What the exercise asks =
Determine the count of lines holding "name" and give that count alone.

Data entries =
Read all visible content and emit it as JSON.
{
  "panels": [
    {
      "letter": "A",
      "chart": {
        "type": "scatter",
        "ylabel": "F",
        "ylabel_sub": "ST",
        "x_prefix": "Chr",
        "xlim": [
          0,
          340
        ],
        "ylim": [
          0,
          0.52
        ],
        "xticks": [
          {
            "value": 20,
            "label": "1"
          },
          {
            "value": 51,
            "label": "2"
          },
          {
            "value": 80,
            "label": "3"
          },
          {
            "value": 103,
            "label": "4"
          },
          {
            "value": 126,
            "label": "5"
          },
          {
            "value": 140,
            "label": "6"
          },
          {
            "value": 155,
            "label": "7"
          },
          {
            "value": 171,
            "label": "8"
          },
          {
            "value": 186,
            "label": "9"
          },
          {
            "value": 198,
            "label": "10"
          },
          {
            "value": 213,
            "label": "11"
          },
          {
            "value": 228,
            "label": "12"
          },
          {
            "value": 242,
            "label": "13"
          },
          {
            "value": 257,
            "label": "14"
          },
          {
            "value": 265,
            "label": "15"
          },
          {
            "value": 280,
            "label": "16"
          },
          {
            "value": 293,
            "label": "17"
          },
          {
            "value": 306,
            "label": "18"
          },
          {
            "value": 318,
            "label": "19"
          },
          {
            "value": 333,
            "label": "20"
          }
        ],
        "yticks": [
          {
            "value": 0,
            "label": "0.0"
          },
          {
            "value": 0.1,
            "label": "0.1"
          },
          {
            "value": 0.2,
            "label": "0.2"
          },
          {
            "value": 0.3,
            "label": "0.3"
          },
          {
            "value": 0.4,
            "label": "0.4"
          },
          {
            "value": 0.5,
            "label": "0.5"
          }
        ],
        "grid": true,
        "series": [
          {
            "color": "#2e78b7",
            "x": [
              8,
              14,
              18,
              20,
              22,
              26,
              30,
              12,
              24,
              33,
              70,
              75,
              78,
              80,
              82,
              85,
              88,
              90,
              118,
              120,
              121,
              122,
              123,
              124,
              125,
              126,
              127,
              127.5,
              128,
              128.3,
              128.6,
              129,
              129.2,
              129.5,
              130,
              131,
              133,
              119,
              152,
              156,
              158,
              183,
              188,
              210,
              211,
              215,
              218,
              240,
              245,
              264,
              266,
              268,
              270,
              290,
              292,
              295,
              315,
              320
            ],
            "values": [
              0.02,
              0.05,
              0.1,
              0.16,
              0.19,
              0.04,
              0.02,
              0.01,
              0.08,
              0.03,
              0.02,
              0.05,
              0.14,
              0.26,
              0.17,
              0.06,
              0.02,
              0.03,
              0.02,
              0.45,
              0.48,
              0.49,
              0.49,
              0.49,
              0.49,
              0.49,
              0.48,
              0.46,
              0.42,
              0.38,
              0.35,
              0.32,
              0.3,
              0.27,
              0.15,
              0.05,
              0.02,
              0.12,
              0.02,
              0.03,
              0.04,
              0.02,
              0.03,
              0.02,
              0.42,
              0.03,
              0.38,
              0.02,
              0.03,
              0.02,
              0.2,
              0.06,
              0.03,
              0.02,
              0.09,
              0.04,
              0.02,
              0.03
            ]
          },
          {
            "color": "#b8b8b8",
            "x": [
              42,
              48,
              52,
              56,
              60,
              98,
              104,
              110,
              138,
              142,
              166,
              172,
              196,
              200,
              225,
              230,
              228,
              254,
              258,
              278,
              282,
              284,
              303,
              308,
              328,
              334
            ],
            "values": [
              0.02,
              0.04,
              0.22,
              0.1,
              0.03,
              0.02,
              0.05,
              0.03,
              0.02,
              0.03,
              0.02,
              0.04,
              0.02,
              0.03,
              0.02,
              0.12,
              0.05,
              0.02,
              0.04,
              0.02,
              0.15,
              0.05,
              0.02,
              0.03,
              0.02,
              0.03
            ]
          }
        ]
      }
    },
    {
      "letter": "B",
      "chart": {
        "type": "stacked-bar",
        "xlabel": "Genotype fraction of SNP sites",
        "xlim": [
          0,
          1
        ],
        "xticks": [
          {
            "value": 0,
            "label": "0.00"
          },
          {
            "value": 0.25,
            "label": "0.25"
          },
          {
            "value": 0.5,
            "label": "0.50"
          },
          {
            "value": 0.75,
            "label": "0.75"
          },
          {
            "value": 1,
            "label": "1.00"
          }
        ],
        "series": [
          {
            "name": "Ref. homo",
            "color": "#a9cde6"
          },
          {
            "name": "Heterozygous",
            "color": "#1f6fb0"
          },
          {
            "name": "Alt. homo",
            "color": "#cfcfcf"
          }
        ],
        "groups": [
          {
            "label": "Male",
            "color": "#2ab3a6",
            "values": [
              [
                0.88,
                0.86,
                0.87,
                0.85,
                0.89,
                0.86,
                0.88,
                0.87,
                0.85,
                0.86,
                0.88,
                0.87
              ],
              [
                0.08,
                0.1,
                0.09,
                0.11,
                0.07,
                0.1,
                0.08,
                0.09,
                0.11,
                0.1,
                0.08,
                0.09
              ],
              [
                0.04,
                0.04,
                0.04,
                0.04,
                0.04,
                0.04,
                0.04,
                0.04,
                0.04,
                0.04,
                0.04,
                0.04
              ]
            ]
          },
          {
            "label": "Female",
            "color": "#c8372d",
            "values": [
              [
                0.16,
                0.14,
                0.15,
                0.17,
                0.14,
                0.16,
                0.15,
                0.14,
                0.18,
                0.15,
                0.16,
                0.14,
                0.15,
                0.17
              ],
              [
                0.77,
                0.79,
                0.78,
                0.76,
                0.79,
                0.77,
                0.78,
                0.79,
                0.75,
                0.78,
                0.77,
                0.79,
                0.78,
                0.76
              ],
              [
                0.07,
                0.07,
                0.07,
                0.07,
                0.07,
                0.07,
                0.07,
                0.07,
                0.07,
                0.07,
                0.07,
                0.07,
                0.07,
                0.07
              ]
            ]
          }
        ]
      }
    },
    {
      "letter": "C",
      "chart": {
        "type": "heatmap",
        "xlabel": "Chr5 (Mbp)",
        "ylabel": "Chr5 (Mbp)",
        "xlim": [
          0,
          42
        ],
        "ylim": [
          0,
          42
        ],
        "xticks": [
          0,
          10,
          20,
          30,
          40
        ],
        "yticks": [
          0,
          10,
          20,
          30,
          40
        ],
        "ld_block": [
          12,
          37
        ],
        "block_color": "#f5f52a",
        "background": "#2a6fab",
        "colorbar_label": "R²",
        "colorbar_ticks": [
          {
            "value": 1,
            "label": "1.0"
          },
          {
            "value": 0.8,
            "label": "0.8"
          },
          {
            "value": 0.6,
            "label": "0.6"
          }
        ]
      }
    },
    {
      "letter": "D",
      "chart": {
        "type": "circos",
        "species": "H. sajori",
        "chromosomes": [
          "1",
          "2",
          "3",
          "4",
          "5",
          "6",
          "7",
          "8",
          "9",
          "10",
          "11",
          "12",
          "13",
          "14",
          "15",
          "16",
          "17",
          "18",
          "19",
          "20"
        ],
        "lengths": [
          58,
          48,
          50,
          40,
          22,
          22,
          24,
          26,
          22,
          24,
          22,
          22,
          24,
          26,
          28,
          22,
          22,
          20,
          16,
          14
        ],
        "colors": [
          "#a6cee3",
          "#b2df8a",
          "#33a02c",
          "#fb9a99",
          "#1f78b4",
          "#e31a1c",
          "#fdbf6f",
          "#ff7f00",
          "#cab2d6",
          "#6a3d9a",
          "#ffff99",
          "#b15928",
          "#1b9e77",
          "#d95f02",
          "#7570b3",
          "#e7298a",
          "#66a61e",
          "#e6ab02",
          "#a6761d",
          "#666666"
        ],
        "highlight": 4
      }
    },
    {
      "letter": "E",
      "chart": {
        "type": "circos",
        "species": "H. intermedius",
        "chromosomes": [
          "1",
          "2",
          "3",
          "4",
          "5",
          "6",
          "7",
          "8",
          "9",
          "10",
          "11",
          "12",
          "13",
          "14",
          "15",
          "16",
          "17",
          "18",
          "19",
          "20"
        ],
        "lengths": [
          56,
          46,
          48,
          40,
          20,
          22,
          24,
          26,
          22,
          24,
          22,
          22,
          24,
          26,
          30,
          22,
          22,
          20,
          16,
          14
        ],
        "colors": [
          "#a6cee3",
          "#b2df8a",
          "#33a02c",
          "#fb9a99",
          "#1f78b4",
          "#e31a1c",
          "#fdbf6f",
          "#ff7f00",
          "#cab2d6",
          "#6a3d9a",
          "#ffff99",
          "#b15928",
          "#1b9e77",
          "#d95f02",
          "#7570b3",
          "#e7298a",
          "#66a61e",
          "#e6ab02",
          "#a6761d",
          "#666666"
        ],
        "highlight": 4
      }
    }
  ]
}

The response =
3